[Lines of data]
============
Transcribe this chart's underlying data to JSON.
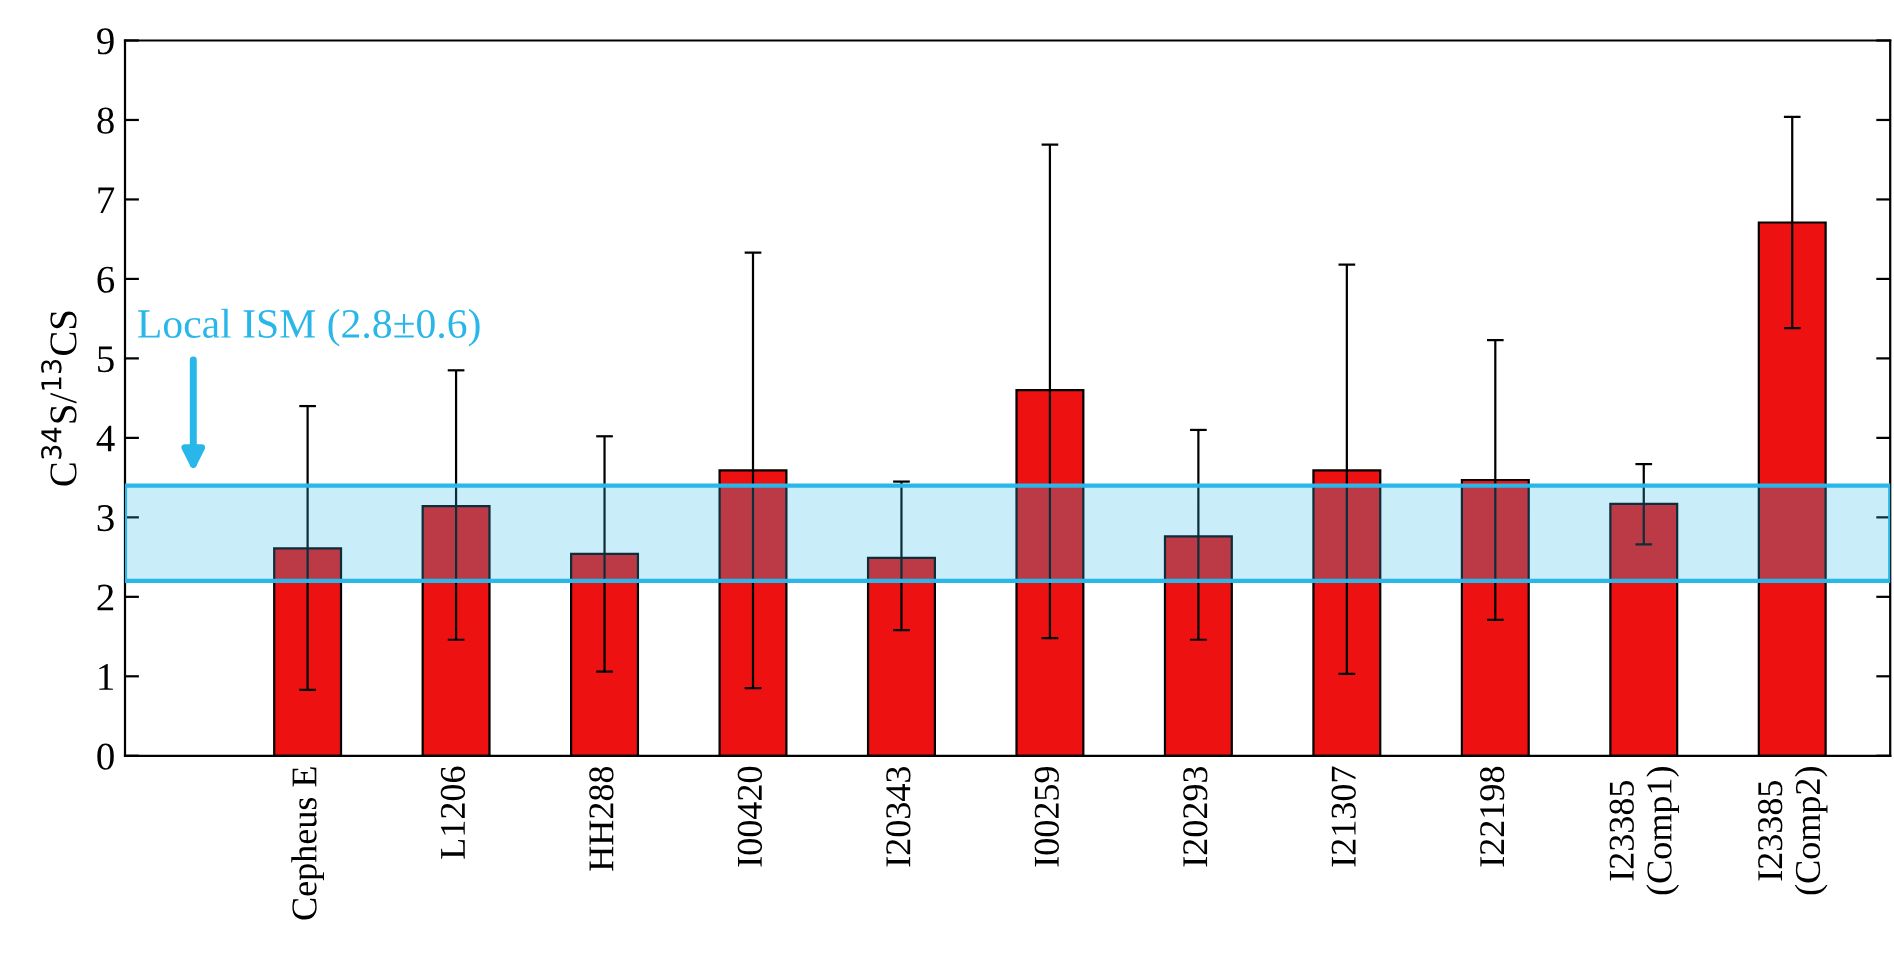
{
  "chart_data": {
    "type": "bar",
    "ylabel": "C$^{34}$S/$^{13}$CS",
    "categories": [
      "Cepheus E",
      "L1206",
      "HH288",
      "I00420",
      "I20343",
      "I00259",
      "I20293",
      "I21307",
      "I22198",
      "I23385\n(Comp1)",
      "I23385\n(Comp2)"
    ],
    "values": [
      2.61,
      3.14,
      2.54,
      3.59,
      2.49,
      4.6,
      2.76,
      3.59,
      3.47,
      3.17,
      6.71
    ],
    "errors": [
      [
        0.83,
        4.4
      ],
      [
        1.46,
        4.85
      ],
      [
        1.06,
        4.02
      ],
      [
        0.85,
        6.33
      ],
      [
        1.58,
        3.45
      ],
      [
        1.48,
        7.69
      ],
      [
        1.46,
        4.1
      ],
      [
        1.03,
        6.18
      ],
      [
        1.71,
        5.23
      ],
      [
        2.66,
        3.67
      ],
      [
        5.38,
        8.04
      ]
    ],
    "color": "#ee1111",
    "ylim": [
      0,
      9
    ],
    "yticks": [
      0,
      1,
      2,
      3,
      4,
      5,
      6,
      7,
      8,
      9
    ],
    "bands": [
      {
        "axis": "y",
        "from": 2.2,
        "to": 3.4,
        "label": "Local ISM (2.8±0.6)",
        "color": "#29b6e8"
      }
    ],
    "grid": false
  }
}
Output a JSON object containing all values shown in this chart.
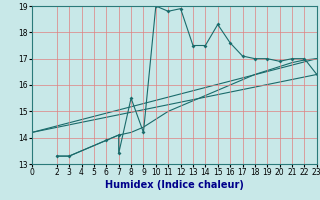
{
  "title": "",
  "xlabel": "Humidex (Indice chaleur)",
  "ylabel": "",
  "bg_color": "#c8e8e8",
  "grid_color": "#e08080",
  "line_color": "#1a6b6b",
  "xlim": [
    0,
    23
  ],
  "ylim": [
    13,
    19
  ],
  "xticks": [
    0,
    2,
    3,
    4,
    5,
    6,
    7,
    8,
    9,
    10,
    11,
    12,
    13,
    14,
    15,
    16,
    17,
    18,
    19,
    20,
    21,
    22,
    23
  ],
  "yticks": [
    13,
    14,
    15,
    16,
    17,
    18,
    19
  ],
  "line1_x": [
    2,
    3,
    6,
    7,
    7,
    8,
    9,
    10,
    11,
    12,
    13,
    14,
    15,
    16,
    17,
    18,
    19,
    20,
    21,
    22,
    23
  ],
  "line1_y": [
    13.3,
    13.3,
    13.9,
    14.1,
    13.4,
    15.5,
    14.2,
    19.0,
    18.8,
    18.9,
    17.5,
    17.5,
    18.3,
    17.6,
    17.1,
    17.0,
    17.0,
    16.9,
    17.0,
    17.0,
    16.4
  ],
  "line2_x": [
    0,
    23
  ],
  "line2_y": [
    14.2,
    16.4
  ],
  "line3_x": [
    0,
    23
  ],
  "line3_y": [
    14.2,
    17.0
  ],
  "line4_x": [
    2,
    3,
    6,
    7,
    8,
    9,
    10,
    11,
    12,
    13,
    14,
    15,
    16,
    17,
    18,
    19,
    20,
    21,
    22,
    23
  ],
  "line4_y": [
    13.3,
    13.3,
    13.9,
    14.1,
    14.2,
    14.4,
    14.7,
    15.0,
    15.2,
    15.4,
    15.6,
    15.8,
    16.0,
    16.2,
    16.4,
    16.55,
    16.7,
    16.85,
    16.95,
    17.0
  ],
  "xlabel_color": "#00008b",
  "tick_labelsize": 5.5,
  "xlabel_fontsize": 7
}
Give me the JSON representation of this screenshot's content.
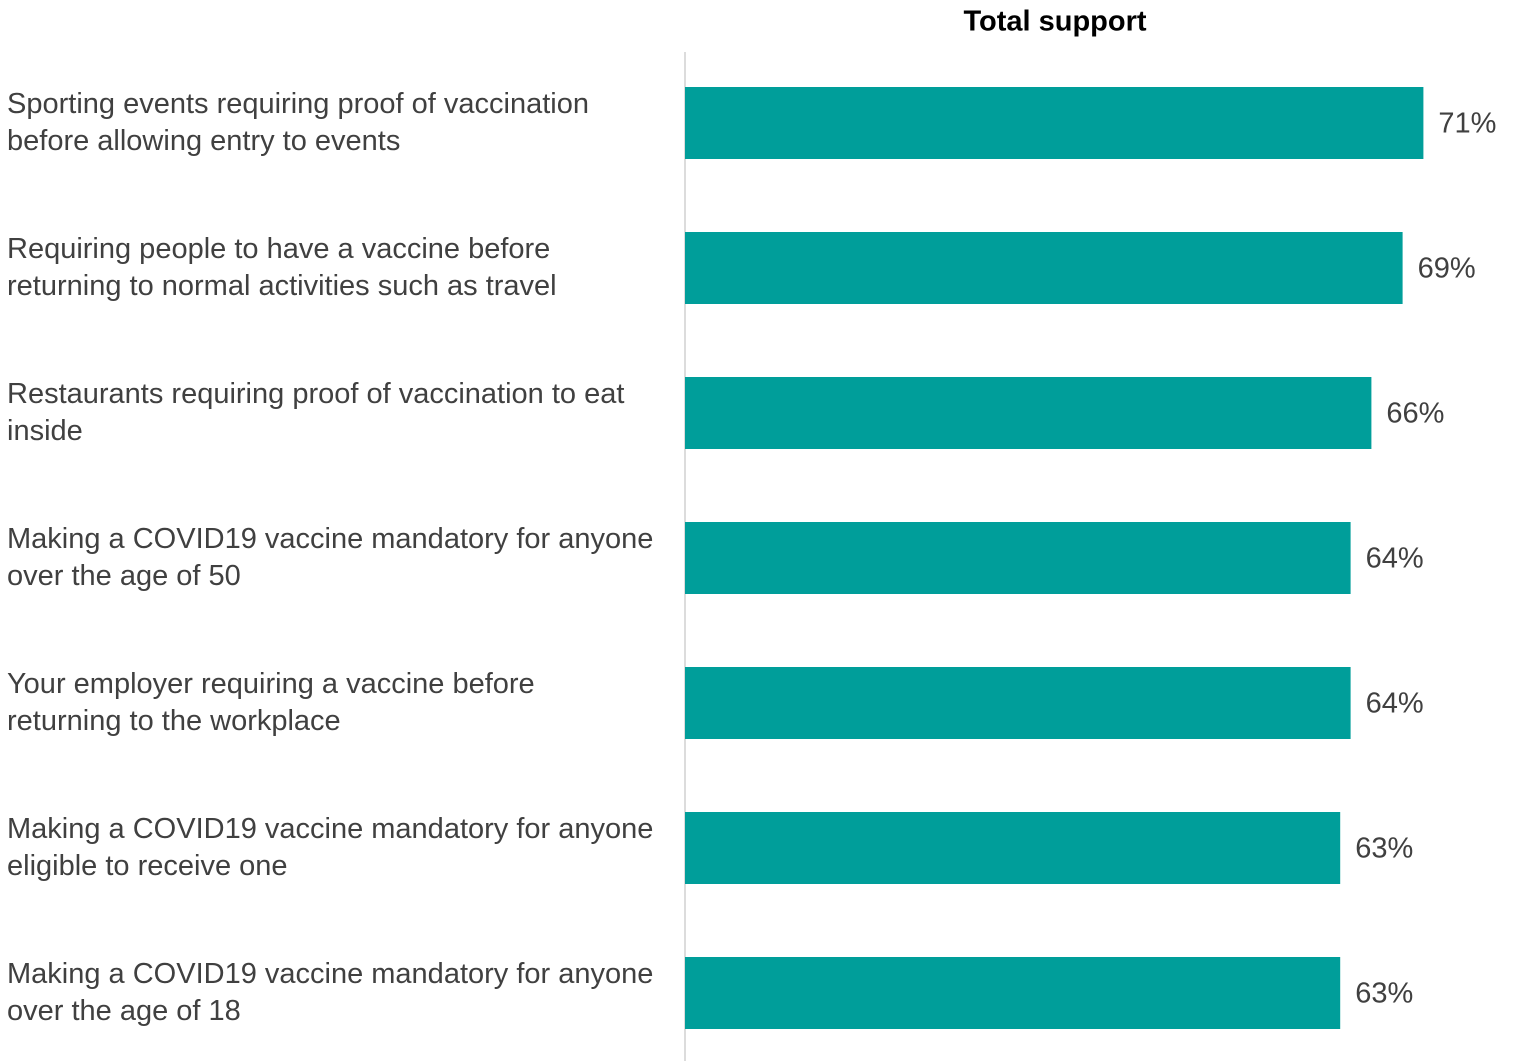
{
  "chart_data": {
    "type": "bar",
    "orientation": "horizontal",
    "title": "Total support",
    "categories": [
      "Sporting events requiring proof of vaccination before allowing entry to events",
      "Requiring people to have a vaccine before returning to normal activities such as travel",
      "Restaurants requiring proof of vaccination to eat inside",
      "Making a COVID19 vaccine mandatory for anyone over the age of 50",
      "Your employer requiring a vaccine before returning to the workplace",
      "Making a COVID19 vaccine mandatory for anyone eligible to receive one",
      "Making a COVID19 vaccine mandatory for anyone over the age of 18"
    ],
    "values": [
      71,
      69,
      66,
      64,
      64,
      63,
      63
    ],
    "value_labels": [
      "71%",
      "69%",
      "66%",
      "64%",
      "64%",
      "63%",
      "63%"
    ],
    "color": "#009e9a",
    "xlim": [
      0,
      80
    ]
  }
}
============
(TASK GOAL) Could you repeat all of the material exactly? Pictures should not be copied.

(FINAL RESULT)
Transcribe this chart's underlying data to JSON.
{
  "chart_data": {
    "type": "bar",
    "ylabel": "C$^{34}$S/$^{13}$CS",
    "categories": [
      "Cepheus E",
      "L1206",
      "HH288",
      "I00420",
      "I20343",
      "I00259",
      "I20293",
      "I21307",
      "I22198",
      "I23385\n(Comp1)",
      "I23385\n(Comp2)"
    ],
    "values": [
      2.61,
      3.14,
      2.54,
      3.59,
      2.49,
      4.6,
      2.76,
      3.59,
      3.47,
      3.17,
      6.71
    ],
    "errors": [
      [
        0.83,
        4.4
      ],
      [
        1.46,
        4.85
      ],
      [
        1.06,
        4.02
      ],
      [
        0.85,
        6.33
      ],
      [
        1.58,
        3.45
      ],
      [
        1.48,
        7.69
      ],
      [
        1.46,
        4.1
      ],
      [
        1.03,
        6.18
      ],
      [
        1.71,
        5.23
      ],
      [
        2.66,
        3.67
      ],
      [
        5.38,
        8.04
      ]
    ],
    "color": "#ee1111",
    "ylim": [
      0,
      9
    ],
    "yticks": [
      0,
      1,
      2,
      3,
      4,
      5,
      6,
      7,
      8,
      9
    ],
    "bands": [
      {
        "axis": "y",
        "from": 2.2,
        "to": 3.4,
        "label": "Local ISM (2.8±0.6)",
        "color": "#29b6e8"
      }
    ],
    "grid": false
  }
}
Output a JSON object containing all values shown in this chart.
{
  "title": "",
  "xlabel": "Humidex (Indice chaleur)",
  "ylabel": "",
  "bg_color": "#c8e8e8",
  "grid_color": "#e08080",
  "line_color": "#1a6b6b",
  "xlim": [
    0,
    23
  ],
  "ylim": [
    13,
    19
  ],
  "xticks": [
    0,
    2,
    3,
    4,
    5,
    6,
    7,
    8,
    9,
    10,
    11,
    12,
    13,
    14,
    15,
    16,
    17,
    18,
    19,
    20,
    21,
    22,
    23
  ],
  "yticks": [
    13,
    14,
    15,
    16,
    17,
    18,
    19
  ],
  "line1_x": [
    2,
    3,
    6,
    7,
    7,
    8,
    9,
    10,
    11,
    12,
    13,
    14,
    15,
    16,
    17,
    18,
    19,
    20,
    21,
    22,
    23
  ],
  "line1_y": [
    13.3,
    13.3,
    13.9,
    14.1,
    13.4,
    15.5,
    14.2,
    19.0,
    18.8,
    18.9,
    17.5,
    17.5,
    18.3,
    17.6,
    17.1,
    17.0,
    17.0,
    16.9,
    17.0,
    17.0,
    16.4
  ],
  "line2_x": [
    0,
    23
  ],
  "line2_y": [
    14.2,
    16.4
  ],
  "line3_x": [
    0,
    23
  ],
  "line3_y": [
    14.2,
    17.0
  ],
  "line4_x": [
    2,
    3,
    6,
    7,
    8,
    9,
    10,
    11,
    12,
    13,
    14,
    15,
    16,
    17,
    18,
    19,
    20,
    21,
    22,
    23
  ],
  "line4_y": [
    13.3,
    13.3,
    13.9,
    14.1,
    14.2,
    14.4,
    14.7,
    15.0,
    15.2,
    15.4,
    15.6,
    15.8,
    16.0,
    16.2,
    16.4,
    16.55,
    16.7,
    16.85,
    16.95,
    17.0
  ],
  "xlabel_color": "#00008b",
  "tick_labelsize": 5.5,
  "xlabel_fontsize": 7
}
Give me the JSON representation of this screenshot's content.
{
  "chart_data": {
    "type": "bar",
    "orientation": "horizontal",
    "title": "Total support",
    "categories": [
      "Sporting events requiring proof of vaccination before allowing entry to events",
      "Requiring people to have a vaccine before returning to normal activities such as travel",
      "Restaurants requiring proof of vaccination to eat inside",
      "Making a COVID19 vaccine mandatory for anyone over the age of 50",
      "Your employer requiring a vaccine before returning to the workplace",
      "Making a COVID19 vaccine mandatory for anyone eligible to receive one",
      "Making a COVID19 vaccine mandatory for anyone over the age of 18"
    ],
    "values": [
      71,
      69,
      66,
      64,
      64,
      63,
      63
    ],
    "value_labels": [
      "71%",
      "69%",
      "66%",
      "64%",
      "64%",
      "63%",
      "63%"
    ],
    "color": "#009e9a",
    "xlim": [
      0,
      80
    ]
  }
}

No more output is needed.